§ Goal: Wherever a line holds the string "embolique", copy that line.

* * * * * * *

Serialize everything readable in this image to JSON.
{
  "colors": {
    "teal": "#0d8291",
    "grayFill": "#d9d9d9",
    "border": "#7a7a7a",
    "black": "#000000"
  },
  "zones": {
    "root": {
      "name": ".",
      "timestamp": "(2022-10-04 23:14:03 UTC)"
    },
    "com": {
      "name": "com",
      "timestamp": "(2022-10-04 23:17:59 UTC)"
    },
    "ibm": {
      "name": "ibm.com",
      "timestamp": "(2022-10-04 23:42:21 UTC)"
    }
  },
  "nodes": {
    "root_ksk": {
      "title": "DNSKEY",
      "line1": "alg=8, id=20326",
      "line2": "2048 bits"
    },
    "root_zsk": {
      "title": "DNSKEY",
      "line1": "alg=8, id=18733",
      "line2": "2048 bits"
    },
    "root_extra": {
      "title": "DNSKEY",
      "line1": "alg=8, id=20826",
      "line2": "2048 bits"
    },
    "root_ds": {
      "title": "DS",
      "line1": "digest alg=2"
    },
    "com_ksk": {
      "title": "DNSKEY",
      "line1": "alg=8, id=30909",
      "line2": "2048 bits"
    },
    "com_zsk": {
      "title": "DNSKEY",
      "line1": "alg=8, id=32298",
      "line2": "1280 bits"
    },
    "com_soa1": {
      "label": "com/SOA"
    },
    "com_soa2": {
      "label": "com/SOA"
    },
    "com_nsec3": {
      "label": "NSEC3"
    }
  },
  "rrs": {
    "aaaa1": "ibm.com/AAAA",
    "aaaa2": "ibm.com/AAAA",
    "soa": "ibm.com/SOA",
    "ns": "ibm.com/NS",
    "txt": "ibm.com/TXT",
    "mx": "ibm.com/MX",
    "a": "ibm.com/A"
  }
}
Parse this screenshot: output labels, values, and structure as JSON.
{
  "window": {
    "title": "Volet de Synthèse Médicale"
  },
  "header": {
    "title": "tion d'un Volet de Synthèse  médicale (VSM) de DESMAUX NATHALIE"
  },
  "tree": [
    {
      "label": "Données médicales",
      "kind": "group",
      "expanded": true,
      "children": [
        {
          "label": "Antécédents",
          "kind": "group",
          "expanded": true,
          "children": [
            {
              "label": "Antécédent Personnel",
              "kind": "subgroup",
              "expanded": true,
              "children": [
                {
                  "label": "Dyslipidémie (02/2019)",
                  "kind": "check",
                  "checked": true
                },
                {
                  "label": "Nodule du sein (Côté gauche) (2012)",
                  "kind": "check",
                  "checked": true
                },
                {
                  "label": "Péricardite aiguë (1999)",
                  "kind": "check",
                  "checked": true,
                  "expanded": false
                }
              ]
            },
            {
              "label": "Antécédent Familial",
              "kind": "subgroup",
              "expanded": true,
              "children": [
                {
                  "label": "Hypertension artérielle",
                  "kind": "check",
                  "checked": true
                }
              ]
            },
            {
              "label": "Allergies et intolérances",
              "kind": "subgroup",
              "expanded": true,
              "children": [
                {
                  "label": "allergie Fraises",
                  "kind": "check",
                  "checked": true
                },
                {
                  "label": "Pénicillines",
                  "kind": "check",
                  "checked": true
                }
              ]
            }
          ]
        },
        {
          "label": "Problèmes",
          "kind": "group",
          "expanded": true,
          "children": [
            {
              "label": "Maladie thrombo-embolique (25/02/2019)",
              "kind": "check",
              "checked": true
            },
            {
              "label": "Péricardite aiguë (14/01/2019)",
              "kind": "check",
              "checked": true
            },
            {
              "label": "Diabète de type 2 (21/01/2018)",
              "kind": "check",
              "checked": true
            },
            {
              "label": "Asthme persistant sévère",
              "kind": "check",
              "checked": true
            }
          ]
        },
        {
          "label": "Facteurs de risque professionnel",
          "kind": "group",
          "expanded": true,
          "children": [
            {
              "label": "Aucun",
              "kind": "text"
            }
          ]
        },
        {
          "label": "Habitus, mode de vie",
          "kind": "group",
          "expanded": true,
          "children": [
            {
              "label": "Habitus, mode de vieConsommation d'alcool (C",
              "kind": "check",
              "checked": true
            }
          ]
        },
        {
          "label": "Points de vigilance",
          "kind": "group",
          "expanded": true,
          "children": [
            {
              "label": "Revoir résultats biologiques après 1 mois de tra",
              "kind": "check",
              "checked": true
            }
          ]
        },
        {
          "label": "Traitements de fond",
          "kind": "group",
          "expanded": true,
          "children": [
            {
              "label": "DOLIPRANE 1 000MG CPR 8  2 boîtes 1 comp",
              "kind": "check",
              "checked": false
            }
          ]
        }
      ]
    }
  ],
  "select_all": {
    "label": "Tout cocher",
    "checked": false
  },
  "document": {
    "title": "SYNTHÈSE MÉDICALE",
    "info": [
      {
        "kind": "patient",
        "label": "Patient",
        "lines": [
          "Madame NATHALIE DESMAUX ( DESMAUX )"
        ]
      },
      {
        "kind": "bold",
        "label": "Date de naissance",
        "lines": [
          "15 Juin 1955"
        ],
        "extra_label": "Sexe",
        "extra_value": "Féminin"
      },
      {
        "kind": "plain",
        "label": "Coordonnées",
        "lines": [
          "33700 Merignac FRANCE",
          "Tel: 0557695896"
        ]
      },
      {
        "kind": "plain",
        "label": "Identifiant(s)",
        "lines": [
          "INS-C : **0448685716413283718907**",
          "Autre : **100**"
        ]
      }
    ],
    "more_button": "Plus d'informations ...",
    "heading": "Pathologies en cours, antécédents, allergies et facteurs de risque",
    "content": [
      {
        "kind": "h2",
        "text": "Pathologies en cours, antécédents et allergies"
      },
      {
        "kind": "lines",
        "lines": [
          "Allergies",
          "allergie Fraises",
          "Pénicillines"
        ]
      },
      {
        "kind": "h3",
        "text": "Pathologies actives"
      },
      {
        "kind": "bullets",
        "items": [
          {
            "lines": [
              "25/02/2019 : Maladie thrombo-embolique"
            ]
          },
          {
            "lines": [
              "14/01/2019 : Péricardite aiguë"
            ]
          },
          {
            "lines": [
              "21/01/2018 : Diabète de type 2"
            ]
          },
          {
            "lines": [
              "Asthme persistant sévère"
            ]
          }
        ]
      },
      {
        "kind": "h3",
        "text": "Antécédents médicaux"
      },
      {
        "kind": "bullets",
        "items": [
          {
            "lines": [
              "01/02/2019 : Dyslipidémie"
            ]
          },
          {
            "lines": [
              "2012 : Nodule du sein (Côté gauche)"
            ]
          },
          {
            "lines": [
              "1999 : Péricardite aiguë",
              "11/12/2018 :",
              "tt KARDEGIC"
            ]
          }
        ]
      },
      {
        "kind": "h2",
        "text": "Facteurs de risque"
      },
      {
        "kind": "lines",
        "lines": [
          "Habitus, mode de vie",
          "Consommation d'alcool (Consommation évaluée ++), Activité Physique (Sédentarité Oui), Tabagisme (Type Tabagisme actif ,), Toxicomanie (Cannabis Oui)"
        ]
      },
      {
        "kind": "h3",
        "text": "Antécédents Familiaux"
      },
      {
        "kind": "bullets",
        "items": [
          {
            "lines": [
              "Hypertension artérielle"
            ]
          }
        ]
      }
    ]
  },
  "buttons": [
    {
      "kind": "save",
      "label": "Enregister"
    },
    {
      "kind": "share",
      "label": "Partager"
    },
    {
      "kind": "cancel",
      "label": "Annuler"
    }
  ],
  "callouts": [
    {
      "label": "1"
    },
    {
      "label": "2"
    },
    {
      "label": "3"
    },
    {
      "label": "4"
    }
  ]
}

* * * * * * *

§ Result below:
              "label": "Maladie thrombo-embolique (25/02/2019)",
              "25/02/2019 : Maladie thrombo-embolique"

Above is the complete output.